------ GIVEN RECORDS ------

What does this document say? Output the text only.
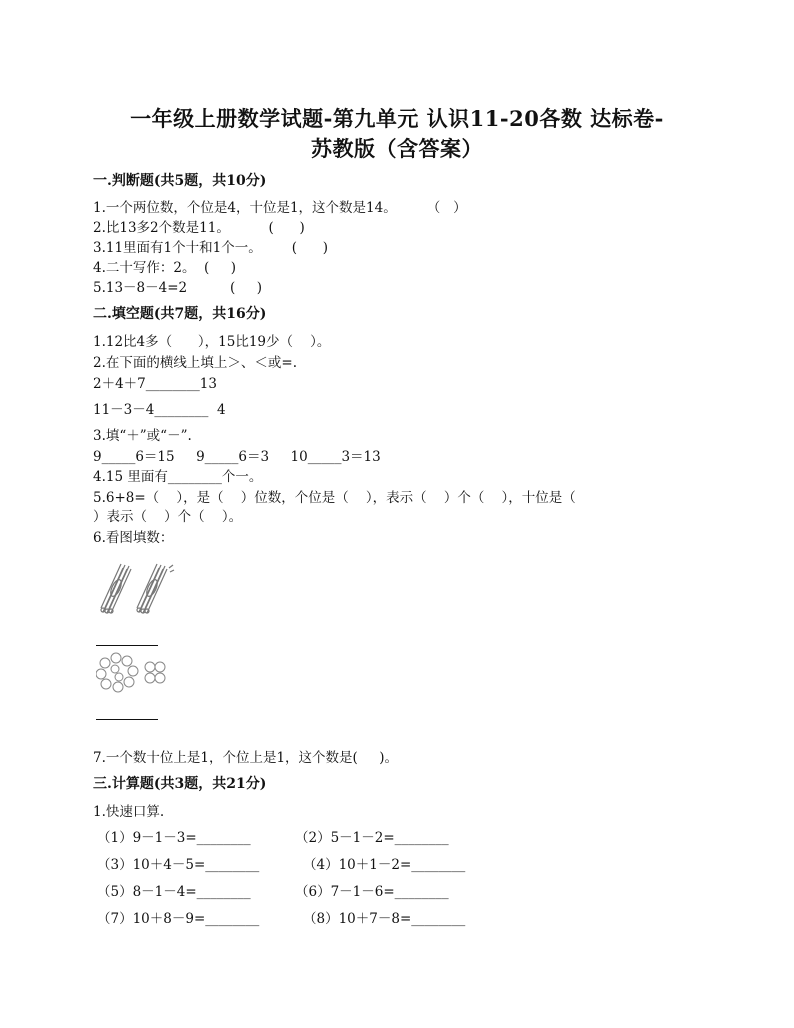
一年级上册数学试题-第九单元 认识11-20各数 达标卷-
苏教版（含答案）
一.判断题(共5题，共10分)
1.一个两位数，个位是4，十位是1，这个数是14。       （   ）
2.比13多2个数是11。         (      )
3.11里面有1个十和1个一。       (      )
4.二十写作：2。  (     )
5.13－8－4=2          (     )
二.填空题(共7题，共16分)
1.12比4多（      ），15比19少（    ）。
2.在下面的横线上填上＞、＜或=.
2＋4＋7________13
11－3－4________  4
3.填“＋”或“－”.
9_____6＝15     9_____6＝3     10_____3＝13
4.15 里面有________个一。
5.6+8=（    ），是（    ）位数，个位是（    ），表示（    ）个（    ），十位是（
）表示（    ）个（    ）。
6.看图填数：
7.一个数十位上是1，个位上是1，这个数是(     )。
三.计算题(共3题，共21分)
1.快速口算.
（1）9－1－3=________	（2）5－1－2=________
（3）10＋4－5=________	（4）10＋1－2=________
（5）8－1－4=________	（6）7－1－6=________
（7）10＋8－9=________	（8）10＋7－8=________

------

_PROBLEM TO WORK ON_. Write out each entry exactly as given, but skip the pictures.

_SOLUTION FOR THIS EXERCISE_.
What does this document say? Output the text only.
一年级上册数学试题-第九单元 认识11-20各数 达标卷-
苏教版（含答案）
一.判断题(共5题，共10分)
1.一个两位数，个位是4，十位是1，这个数是14。       （   ）
2.比13多2个数是11。         (      )
3.11里面有1个十和1个一。       (      )
4.二十写作：2。  (     )
5.13－8－4=2          (     )
二.填空题(共7题，共16分)
1.12比4多（      ），15比19少（    ）。
2.在下面的横线上填上＞、＜或=.
2＋4＋7________13
11－3－4________  4
3.填“＋”或“－”.
9_____6＝15     9_____6＝3     10_____3＝13
4.15 里面有________个一。
5.6+8=（    ），是（    ）位数，个位是（    ），表示（    ）个（    ），十位是（
）表示（    ）个（    ）。
6.看图填数：
7.一个数十位上是1，个位上是1，这个数是(     )。
三.计算题(共3题，共21分)
1.快速口算.
（1）9－1－3=________	（2）5－1－2=________
（3）10＋4－5=________	（4）10＋1－2=________
（5）8－1－4=________	（6）7－1－6=________
（7）10＋8－9=________	（8）10＋7－8=________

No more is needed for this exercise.